## What you are asked to do
Lines that contain "marker" are to be counted; give only their number.

## Material provided
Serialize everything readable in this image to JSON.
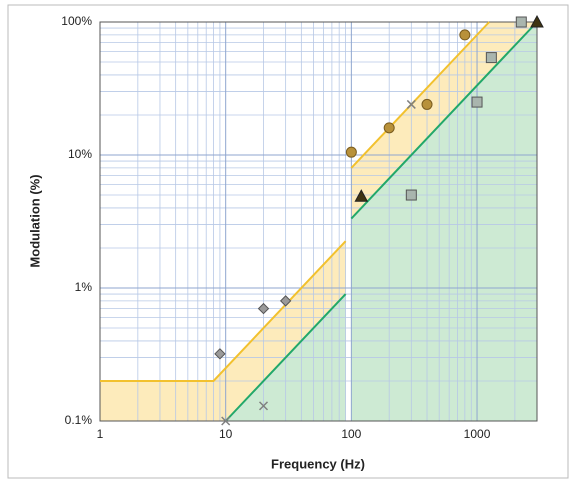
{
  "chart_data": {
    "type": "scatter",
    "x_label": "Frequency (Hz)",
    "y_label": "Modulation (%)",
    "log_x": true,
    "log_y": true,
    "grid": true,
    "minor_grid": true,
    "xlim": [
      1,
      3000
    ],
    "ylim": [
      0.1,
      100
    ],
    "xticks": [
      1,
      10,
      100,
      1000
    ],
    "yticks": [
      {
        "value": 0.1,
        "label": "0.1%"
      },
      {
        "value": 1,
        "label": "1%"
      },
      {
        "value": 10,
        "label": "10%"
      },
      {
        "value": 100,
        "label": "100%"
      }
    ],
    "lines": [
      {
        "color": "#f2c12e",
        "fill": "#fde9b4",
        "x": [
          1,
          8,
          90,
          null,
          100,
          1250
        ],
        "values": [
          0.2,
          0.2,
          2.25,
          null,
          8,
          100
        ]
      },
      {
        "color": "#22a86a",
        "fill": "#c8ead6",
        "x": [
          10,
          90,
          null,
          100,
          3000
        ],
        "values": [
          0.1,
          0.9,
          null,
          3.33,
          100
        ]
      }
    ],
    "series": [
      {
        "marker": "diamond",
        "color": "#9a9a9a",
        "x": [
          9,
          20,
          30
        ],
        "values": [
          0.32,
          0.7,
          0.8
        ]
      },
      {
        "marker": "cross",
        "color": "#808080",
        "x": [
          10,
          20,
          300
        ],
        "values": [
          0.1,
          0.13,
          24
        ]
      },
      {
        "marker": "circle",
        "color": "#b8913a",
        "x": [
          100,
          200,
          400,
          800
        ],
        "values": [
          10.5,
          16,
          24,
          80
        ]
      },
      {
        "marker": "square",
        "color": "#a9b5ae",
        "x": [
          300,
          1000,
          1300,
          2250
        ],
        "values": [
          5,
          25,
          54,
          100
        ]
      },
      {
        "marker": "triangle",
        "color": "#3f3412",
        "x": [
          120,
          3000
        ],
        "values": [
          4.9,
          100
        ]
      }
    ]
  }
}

## Written reply
5